**WHAT YOU HAVE TO DO**: Return each line of the data below exactly, omitting any pictures.

Dataset items:
+ + + +

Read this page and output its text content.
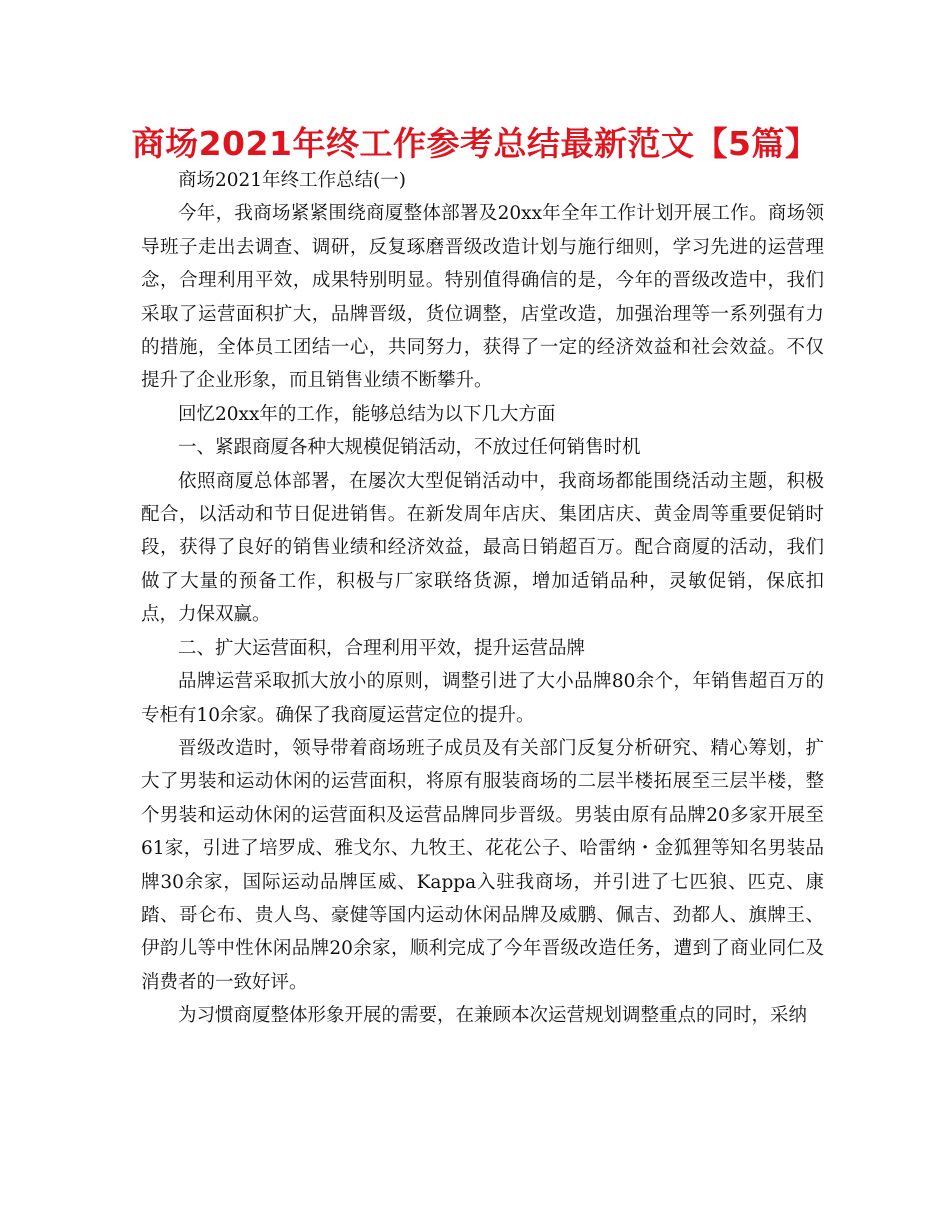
商场2021年终工作参考总结最新范文【5篇】

商场2021年终工作总结(一)

今年，我商场紧紧围绕商厦整体部署及20xx年全年工作计划开展工作。商场领导班子走出去调查、调研，反复琢磨晋级改造计划与施行细则，学习先进的运营理念，合理利用平效，成果特别明显。特别值得确信的是，今年的晋级改造中，我们采取了运营面积扩大，品牌晋级，货位调整，店堂改造，加强治理等一系列强有力的措施，全体员工团结一心，共同努力，获得了一定的经济效益和社会效益。不仅提升了企业形象，而且销售业绩不断攀升。

回忆20xx年的工作，能够总结为以下几大方面

一、紧跟商厦各种大规模促销活动，不放过任何销售时机

依照商厦总体部署，在屡次大型促销活动中，我商场都能围绕活动主题，积极配合，以活动和节日促进销售。在新发周年店庆、集团店庆、黄金周等重要促销时段，获得了良好的销售业绩和经济效益，最高日销超百万。配合商厦的活动，我们做了大量的预备工作，积极与厂家联络货源，增加适销品种，灵敏促销，保底扣点，力保双赢。

二、扩大运营面积，合理利用平效，提升运营品牌

品牌运营采取抓大放小的原则，调整引进了大小品牌80余个，年销售超百万的专柜有10余家。确保了我商厦运营定位的提升。

晋级改造时，领导带着商场班子成员及有关部门反复分析研究、精心筹划，扩大了男装和运动休闲的运营面积，将原有服装商场的二层半楼拓展至三层半楼，整个男装和运动休闲的运营面积及运营品牌同步晋级。男装由原有品牌20多家开展至61家，引进了培罗成、雅戈尔、九牧王、花花公子、哈雷纳・金狐狸等知名男装品牌30余家，国际运动品牌匡威、Kappa入驻我商场，并引进了七匹狼、匹克、康踏、哥仑布、贵人鸟、豪健等国内运动休闲品牌及威鹏、佩吉、劲都人、旗牌王、伊韵儿等中性休闲品牌20余家，顺利完成了今年晋级改造任务，遭到了商业同仁及消费者的一致好评。

为习惯商厦整体形象开展的需要，在兼顾本次运营规划调整重点的同时，采纳
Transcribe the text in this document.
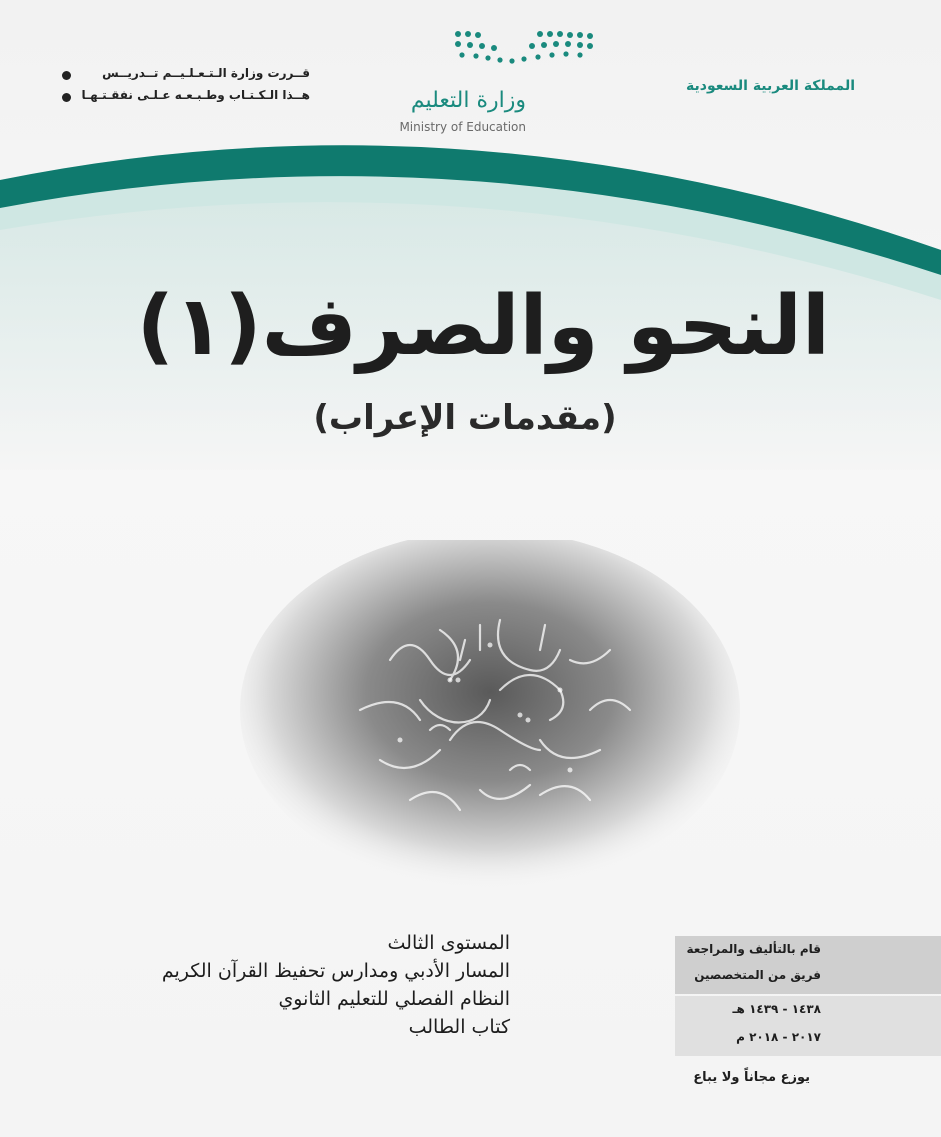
المملكة العربية السعودية
وزارة التعليم
Ministry of Education
قــررت وزارة الـتـعـلـيــم تــدريــس
هــذا الـكـتـاب وطـبـعـه عـلـى نفقـتـهـا
النحو والصرف(١)
(مقدمات الإعراب)
المستوى الثالث
المسار الأدبي ومدارس تحفيظ القرآن الكريم
النظام الفصلي للتعليم الثانوي
كتاب الطالب
قام بالتأليف والمراجعة
فريق من المتخصصين
١٤٣٨ - ١٤٣٩ هـ
٢٠١٧ - ٢٠١٨ م
يوزع مجاناً ولا يباع
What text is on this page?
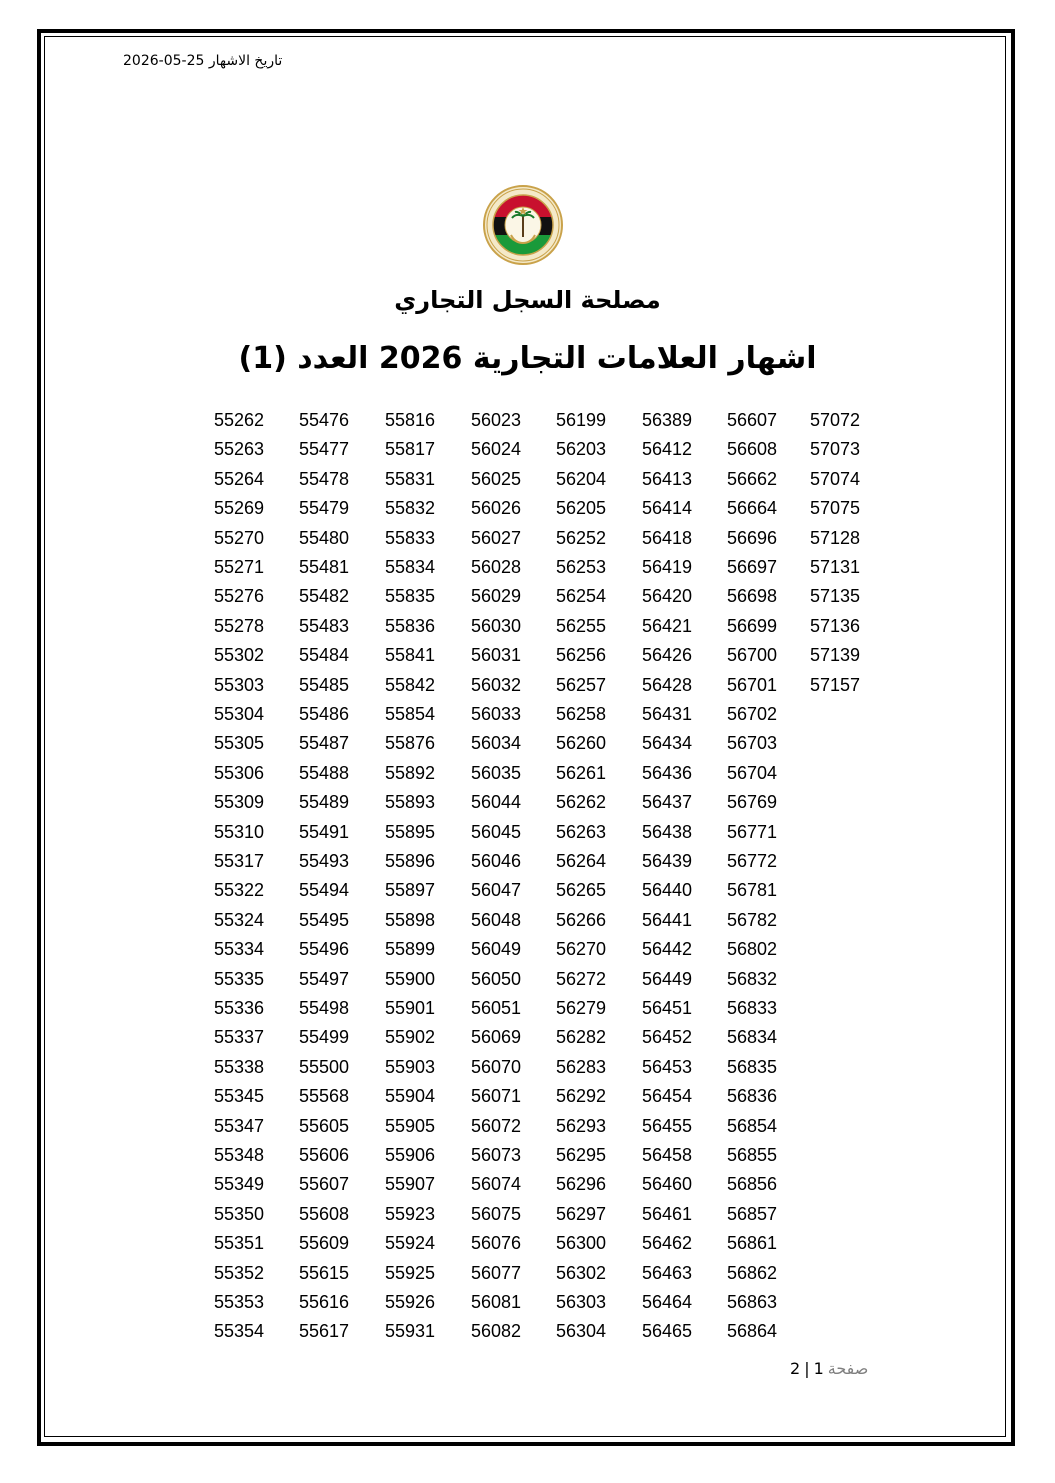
تاريخ الاشهار 25-05-2026
مصلحة السجل التجاري
اشهار العلامات التجارية 2026 العدد (1)
55262
55263
55264
55269
55270
55271
55276
55278
55302
55303
55304
55305
55306
55309
55310
55317
55322
55324
55334
55335
55336
55337
55338
55345
55347
55348
55349
55350
55351
55352
55353
55354
55476
55477
55478
55479
55480
55481
55482
55483
55484
55485
55486
55487
55488
55489
55491
55493
55494
55495
55496
55497
55498
55499
55500
55568
55605
55606
55607
55608
55609
55615
55616
55617
55816
55817
55831
55832
55833
55834
55835
55836
55841
55842
55854
55876
55892
55893
55895
55896
55897
55898
55899
55900
55901
55902
55903
55904
55905
55906
55907
55923
55924
55925
55926
55931
56023
56024
56025
56026
56027
56028
56029
56030
56031
56032
56033
56034
56035
56044
56045
56046
56047
56048
56049
56050
56051
56069
56070
56071
56072
56073
56074
56075
56076
56077
56081
56082
56199
56203
56204
56205
56252
56253
56254
56255
56256
56257
56258
56260
56261
56262
56263
56264
56265
56266
56270
56272
56279
56282
56283
56292
56293
56295
56296
56297
56300
56302
56303
56304
56389
56412
56413
56414
56418
56419
56420
56421
56426
56428
56431
56434
56436
56437
56438
56439
56440
56441
56442
56449
56451
56452
56453
56454
56455
56458
56460
56461
56462
56463
56464
56465
56607
56608
56662
56664
56696
56697
56698
56699
56700
56701
56702
56703
56704
56769
56771
56772
56781
56782
56802
56832
56833
56834
56835
56836
56854
56855
56856
56857
56861
56862
56863
56864
57072
57073
57074
57075
57128
57131
57135
57136
57139
57157
2 | 1 صفحة
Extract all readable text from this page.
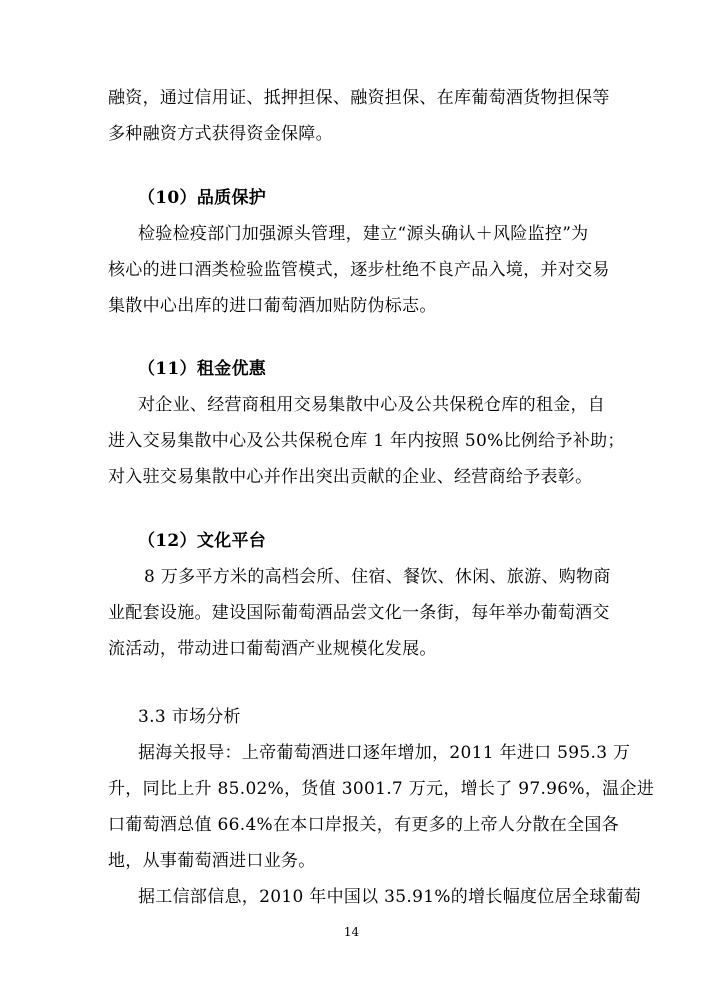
融资，通过信用证、抵押担保、融资担保、在库葡萄酒货物担保等
多种融资方式获得资金保障。
（10）品质保护
检验检疫部门加强源头管理，建立“源头确认＋风险监控”为
核心的进口酒类检验监管模式，逐步杜绝不良产品入境，并对交易
集散中心出库的进口葡萄酒加贴防伪标志。
（11）租金优惠
对企业、经营商租用交易集散中心及公共保税仓库的租金，自
进入交易集散中心及公共保税仓库 1 年内按照 50%比例给予补助；
对入驻交易集散中心并作出突出贡献的企业、经营商给予表彰。
（12）文化平台
8 万多平方米的高档会所、住宿、餐饮、休闲、旅游、购物商
业配套设施。建设国际葡萄酒品尝文化一条街，每年举办葡萄酒交
流活动，带动进口葡萄酒产业规模化发展。
3.3 市场分析
据海关报导：上帝葡萄酒进口逐年增加，2011 年进口 595.3 万
升，同比上升 85.02%，货值 3001.7 万元，增长了 97.96%，温企进
口葡萄酒总值 66.4%在本口岸报关，有更多的上帝人分散在全国各
地，从事葡萄酒进口业务。
据工信部信息，2010 年中国以 35.91%的增长幅度位居全球葡萄
14
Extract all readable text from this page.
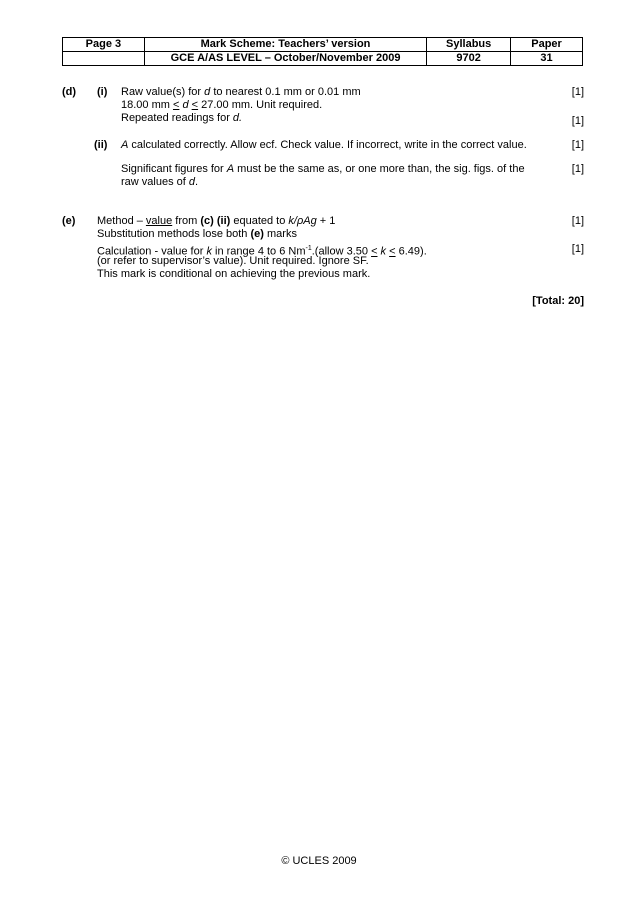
Page 3	Mark Scheme: Teachers’ version	Syllabus	Paper
	GCE A/AS LEVEL – October/November 2009	9702	31
(d) (i) Raw value(s) for d to nearest 0.1 mm or 0.01 mm	[1]
18.00 mm ≤ d ≤ 27.00 mm. Unit required.
Repeated readings for d.	[1]
(ii) A calculated correctly. Allow ecf. Check value. If incorrect, write in the correct value.	[1]
Significant figures for A must be the same as, or one more than, the sig. figs. of the	[1]
raw values of d.
(e) Method – value from (c) (ii) equated to k/ρAg + 1	[1]
Substitution methods lose both (e) marks
Calculation - value for k in range 4 to 6 $Nm^{-1}.(allow$ 3.50 ≤ k ≤ 6.49).	[1]
(or refer to supervisor’s value). Unit required. Ignore SF.
This mark is conditional on achieving the previous mark.
[Total: 20]
© UCLES 2009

+ + + +

**WRITTEN RESPONSE**:
Read this page and output its text content.
商场2021年终工作参考总结最新范文【5篇】

商场2021年终工作总结(一)

今年，我商场紧紧围绕商厦整体部署及20xx年全年工作计划开展工作。商场领导班子走出去调查、调研，反复琢磨晋级改造计划与施行细则，学习先进的运营理念，合理利用平效，成果特别明显。特别值得确信的是，今年的晋级改造中，我们采取了运营面积扩大，品牌晋级，货位调整，店堂改造，加强治理等一系列强有力的措施，全体员工团结一心，共同努力，获得了一定的经济效益和社会效益。不仅提升了企业形象，而且销售业绩不断攀升。

回忆20xx年的工作，能够总结为以下几大方面

一、紧跟商厦各种大规模促销活动，不放过任何销售时机

依照商厦总体部署，在屡次大型促销活动中，我商场都能围绕活动主题，积极配合，以活动和节日促进销售。在新发周年店庆、集团店庆、黄金周等重要促销时段，获得了良好的销售业绩和经济效益，最高日销超百万。配合商厦的活动，我们做了大量的预备工作，积极与厂家联络货源，增加适销品种，灵敏促销，保底扣点，力保双赢。

二、扩大运营面积，合理利用平效，提升运营品牌

品牌运营采取抓大放小的原则，调整引进了大小品牌80余个，年销售超百万的专柜有10余家。确保了我商厦运营定位的提升。

晋级改造时，领导带着商场班子成员及有关部门反复分析研究、精心筹划，扩大了男装和运动休闲的运营面积，将原有服装商场的二层半楼拓展至三层半楼，整个男装和运动休闲的运营面积及运营品牌同步晋级。男装由原有品牌20多家开展至61家，引进了培罗成、雅戈尔、九牧王、花花公子、哈雷纳・金狐狸等知名男装品牌30余家，国际运动品牌匡威、Kappa入驻我商场，并引进了七匹狼、匹克、康踏、哥仑布、贵人鸟、豪健等国内运动休闲品牌及威鹏、佩吉、劲都人、旗牌王、伊韵儿等中性休闲品牌20余家，顺利完成了今年晋级改造任务，遭到了商业同仁及消费者的一致好评。

为习惯商厦整体形象开展的需要，在兼顾本次运营规划调整重点的同时，采纳
Transcribe the text in this document.
المملكة العربية السعودية
وزارة التعليم
Ministry of Education
قــررت وزارة الـتـعـلـيــم تــدريــس
هــذا الـكـتـاب وطـبـعـه عـلـى نفقـتـهـا
النحو والصرف(١)
(مقدمات الإعراب)
المستوى الثالث
المسار الأدبي ومدارس تحفيظ القرآن الكريم
النظام الفصلي للتعليم الثانوي
كتاب الطالب
قام بالتأليف والمراجعة
فريق من المتخصصين
١٤٣٨ - ١٤٣٩ هـ
٢٠١٧ - ٢٠١٨ م
يوزع مجاناً ولا يباع
What text is on this page?
تاريخ الاشهار 25-05-2026
مصلحة السجل التجاري
اشهار العلامات التجارية 2026 العدد (1)
55262
55263
55264
55269
55270
55271
55276
55278
55302
55303
55304
55305
55306
55309
55310
55317
55322
55324
55334
55335
55336
55337
55338
55345
55347
55348
55349
55350
55351
55352
55353
55354
55476
55477
55478
55479
55480
55481
55482
55483
55484
55485
55486
55487
55488
55489
55491
55493
55494
55495
55496
55497
55498
55499
55500
55568
55605
55606
55607
55608
55609
55615
55616
55617
55816
55817
55831
55832
55833
55834
55835
55836
55841
55842
55854
55876
55892
55893
55895
55896
55897
55898
55899
55900
55901
55902
55903
55904
55905
55906
55907
55923
55924
55925
55926
55931
56023
56024
56025
56026
56027
56028
56029
56030
56031
56032
56033
56034
56035
56044
56045
56046
56047
56048
56049
56050
56051
56069
56070
56071
56072
56073
56074
56075
56076
56077
56081
56082
56199
56203
56204
56205
56252
56253
56254
56255
56256
56257
56258
56260
56261
56262
56263
56264
56265
56266
56270
56272
56279
56282
56283
56292
56293
56295
56296
56297
56300
56302
56303
56304
56389
56412
56413
56414
56418
56419
56420
56421
56426
56428
56431
56434
56436
56437
56438
56439
56440
56441
56442
56449
56451
56452
56453
56454
56455
56458
56460
56461
56462
56463
56464
56465
56607
56608
56662
56664
56696
56697
56698
56699
56700
56701
56702
56703
56704
56769
56771
56772
56781
56782
56802
56832
56833
56834
56835
56836
56854
56855
56856
56857
56861
56862
56863
56864
57072
57073
57074
57075
57128
57131
57135
57136
57139
57157
2 | 1 صفحة
Extract all readable text from this page.
融资，通过信用证、抵押担保、融资担保、在库葡萄酒货物担保等
多种融资方式获得资金保障。
（10）品质保护
检验检疫部门加强源头管理，建立“源头确认＋风险监控”为
核心的进口酒类检验监管模式，逐步杜绝不良产品入境，并对交易
集散中心出库的进口葡萄酒加贴防伪标志。
（11）租金优惠
对企业、经营商租用交易集散中心及公共保税仓库的租金，自
进入交易集散中心及公共保税仓库 1 年内按照 50%比例给予补助；
对入驻交易集散中心并作出突出贡献的企业、经营商给予表彰。
（12）文化平台
8 万多平方米的高档会所、住宿、餐饮、休闲、旅游、购物商
业配套设施。建设国际葡萄酒品尝文化一条街，每年举办葡萄酒交
流活动，带动进口葡萄酒产业规模化发展。
3.3 市场分析
据海关报导：上帝葡萄酒进口逐年增加，2011 年进口 595.3 万
升，同比上升 85.02%，货值 3001.7 万元，增长了 97.96%，温企进
口葡萄酒总值 66.4%在本口岸报关，有更多的上帝人分散在全国各
地，从事葡萄酒进口业务。
据工信部信息，2010 年中国以 35.91%的增长幅度位居全球葡萄
14
Extract all readable text from this page.
Page 3	Mark Scheme: Teachers’ version	Syllabus	Paper
	GCE A/AS LEVEL – October/November 2009	9702	31
(d) (i) Raw value(s) for d to nearest 0.1 mm or 0.01 mm	[1]
18.00 mm ≤ d ≤ 27.00 mm. Unit required.
Repeated readings for d.	[1]
(ii) A calculated correctly. Allow ecf. Check value. If incorrect, write in the correct value.	[1]
Significant figures for A must be the same as, or one more than, the sig. figs. of the	[1]
raw values of d.
(e) Method – value from (c) (ii) equated to k/ρAg + 1	[1]
Substitution methods lose both (e) marks
Calculation - value for k in range 4 to 6 $Nm^{-1}.(allow$ 3.50 ≤ k ≤ 6.49).	[1]
(or refer to supervisor’s value). Unit required. Ignore SF.
This mark is conditional on achieving the previous mark.
[Total: 20]
© UCLES 2009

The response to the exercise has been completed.